Whether you have a dental insurance plan through your employer or provide your own coverage by purchasing coverage from an insurance company, it is sometimes difficult to understand your plan’s terms and the treatments and services it covers. Knowing the commonly used terms can help speed up the process and enable you to get the most out of your coverage.
Most plans have a maximum dollar amount that you are provided with each year for dental services. For some programs, this year will run by the calendar (January to December), and for others it may be twelve consecutive months (i.e. April to March the following year). This maximum is on a per person basis, meaning you do not share a maximum with another family member.
If your plan allows a maximum of $1500 per person, per calendar year, you are responsible for any charges above that $1500. Your maximum does not carry over from year to year, and it does not accrue, so keep your maximum in mind.
Pre-determinations, or estimates, are sent to your insurance company by your dental office, listing a proposed treatment, the dental codes and costs, and x-rays if needed. Your insurance company will then determine whether or not a treatment is eligible for reimbursement and how much it will reimburse.

SOURCE MATERIAL:
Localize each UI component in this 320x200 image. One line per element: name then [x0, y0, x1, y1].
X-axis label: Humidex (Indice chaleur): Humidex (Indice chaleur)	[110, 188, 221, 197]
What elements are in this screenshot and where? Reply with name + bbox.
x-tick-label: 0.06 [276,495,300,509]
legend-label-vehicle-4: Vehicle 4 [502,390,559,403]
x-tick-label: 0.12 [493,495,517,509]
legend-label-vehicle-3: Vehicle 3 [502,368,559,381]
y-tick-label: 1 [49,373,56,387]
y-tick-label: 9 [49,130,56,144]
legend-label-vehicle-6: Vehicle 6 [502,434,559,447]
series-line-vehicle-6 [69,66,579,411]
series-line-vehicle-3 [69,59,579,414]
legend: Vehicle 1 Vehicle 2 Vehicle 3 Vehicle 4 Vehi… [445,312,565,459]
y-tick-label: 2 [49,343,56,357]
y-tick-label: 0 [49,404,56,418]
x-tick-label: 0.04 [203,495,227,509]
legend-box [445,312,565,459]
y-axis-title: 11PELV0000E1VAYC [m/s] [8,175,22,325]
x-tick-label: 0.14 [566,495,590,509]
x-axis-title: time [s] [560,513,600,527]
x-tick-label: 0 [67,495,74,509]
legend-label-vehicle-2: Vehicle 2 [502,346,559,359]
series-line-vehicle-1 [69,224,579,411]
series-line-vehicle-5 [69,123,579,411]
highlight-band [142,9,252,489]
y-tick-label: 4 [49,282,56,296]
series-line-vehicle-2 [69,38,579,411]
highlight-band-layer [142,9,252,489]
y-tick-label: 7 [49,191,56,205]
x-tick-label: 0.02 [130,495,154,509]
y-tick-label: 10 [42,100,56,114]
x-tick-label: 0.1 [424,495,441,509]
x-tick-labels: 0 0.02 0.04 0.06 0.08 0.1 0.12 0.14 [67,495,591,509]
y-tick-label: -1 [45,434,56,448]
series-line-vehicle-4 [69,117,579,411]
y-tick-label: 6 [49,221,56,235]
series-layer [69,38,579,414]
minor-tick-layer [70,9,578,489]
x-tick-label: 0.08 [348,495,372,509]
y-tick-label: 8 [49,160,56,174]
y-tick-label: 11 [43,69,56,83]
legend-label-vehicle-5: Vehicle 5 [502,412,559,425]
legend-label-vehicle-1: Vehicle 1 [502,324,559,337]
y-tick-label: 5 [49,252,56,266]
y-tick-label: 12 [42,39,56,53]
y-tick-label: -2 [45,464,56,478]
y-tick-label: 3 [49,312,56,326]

GOAL OF THE EXERCISE:
In the passage on dental insurance terms, what does a dental office list when it sends a pre-determination to the insurance company?

TASK SOLUTION:
The proposed treatment, the dental codes and costs, and x-rays if needed.